## [EXERCISE REQUIREMENTS]
Going through the material below, please gather all lines with the word "permis" in them.

┌──

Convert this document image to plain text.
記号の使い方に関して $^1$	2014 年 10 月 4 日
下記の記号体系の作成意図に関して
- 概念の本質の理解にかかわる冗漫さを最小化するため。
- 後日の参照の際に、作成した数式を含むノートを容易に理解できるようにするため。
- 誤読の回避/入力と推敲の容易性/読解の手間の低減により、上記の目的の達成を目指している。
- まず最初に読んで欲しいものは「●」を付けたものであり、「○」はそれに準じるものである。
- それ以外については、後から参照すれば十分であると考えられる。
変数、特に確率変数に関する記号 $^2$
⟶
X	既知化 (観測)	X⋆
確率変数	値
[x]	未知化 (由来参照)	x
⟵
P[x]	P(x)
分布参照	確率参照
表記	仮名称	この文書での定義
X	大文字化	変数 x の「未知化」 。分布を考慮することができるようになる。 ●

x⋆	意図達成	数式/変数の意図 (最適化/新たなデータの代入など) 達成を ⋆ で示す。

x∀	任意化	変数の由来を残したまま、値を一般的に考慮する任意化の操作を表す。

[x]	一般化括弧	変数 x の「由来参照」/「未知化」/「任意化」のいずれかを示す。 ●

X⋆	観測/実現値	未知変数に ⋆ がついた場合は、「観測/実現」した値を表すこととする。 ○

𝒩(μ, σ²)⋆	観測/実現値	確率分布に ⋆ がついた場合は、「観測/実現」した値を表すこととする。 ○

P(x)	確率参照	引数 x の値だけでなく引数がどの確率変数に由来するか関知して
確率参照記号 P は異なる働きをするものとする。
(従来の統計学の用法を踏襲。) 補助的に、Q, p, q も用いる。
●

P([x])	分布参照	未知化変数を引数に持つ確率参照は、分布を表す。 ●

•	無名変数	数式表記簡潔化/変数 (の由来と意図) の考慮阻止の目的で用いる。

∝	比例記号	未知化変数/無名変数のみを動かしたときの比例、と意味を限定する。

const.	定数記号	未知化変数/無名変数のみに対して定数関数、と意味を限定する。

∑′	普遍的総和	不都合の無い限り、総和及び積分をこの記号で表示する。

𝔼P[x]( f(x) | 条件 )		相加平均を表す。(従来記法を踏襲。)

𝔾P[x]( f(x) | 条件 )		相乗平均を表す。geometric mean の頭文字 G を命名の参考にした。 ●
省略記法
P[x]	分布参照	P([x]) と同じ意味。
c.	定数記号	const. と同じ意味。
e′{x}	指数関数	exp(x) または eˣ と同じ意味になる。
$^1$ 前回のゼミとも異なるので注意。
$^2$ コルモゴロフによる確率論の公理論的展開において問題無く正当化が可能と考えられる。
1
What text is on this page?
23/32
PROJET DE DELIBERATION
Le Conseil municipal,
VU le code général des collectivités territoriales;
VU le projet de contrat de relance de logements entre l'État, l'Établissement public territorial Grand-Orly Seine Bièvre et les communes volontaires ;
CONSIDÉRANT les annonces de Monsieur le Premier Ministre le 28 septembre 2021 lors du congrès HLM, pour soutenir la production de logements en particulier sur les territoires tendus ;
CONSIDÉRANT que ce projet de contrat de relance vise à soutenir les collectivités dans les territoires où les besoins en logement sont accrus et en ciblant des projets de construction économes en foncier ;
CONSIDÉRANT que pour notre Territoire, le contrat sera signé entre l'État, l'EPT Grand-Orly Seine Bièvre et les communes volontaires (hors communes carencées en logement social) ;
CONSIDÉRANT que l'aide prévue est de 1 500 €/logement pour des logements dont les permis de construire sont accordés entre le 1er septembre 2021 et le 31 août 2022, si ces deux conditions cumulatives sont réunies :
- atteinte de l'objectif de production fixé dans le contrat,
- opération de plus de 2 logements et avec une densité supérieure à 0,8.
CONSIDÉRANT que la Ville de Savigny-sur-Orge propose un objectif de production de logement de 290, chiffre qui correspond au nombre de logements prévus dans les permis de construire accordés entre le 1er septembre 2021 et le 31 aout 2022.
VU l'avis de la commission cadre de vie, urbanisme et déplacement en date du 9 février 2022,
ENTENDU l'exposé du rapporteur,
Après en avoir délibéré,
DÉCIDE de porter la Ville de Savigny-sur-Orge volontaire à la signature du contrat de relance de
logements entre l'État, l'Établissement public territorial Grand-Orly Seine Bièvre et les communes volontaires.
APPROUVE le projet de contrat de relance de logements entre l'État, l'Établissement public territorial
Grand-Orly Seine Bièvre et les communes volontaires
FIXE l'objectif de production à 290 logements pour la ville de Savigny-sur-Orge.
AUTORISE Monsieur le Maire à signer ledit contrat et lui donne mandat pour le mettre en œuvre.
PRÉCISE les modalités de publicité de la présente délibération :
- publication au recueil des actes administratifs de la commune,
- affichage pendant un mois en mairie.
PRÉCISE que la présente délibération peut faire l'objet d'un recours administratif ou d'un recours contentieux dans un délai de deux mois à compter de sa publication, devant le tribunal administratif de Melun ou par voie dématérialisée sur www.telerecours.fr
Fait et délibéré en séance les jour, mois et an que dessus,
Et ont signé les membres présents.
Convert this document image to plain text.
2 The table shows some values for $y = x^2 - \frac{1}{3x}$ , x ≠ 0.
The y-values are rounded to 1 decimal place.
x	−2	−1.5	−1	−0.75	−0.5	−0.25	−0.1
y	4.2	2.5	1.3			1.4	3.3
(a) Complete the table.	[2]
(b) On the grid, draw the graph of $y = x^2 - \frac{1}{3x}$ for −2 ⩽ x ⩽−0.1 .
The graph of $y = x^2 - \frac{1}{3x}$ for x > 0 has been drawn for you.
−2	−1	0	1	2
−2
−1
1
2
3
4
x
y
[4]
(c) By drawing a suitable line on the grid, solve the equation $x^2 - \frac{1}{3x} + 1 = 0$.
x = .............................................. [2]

└──

## [ANSWER BELOW]
CONSIDÉRANT que l'aide prévue est de 1 500 €/logement pour des logements dont les permis de construire sont accordés entre le 1er septembre 2021 et le 31 août 2022, si ces deux conditions cumulatives sont réunies :
CONSIDÉRANT que la Ville de Savigny-sur-Orge propose un objectif de production de logement de 290, chiffre qui correspond au nombre de logements prévus dans les permis de construire accordés entre le 1er septembre 2021 et le 31 aout 2022.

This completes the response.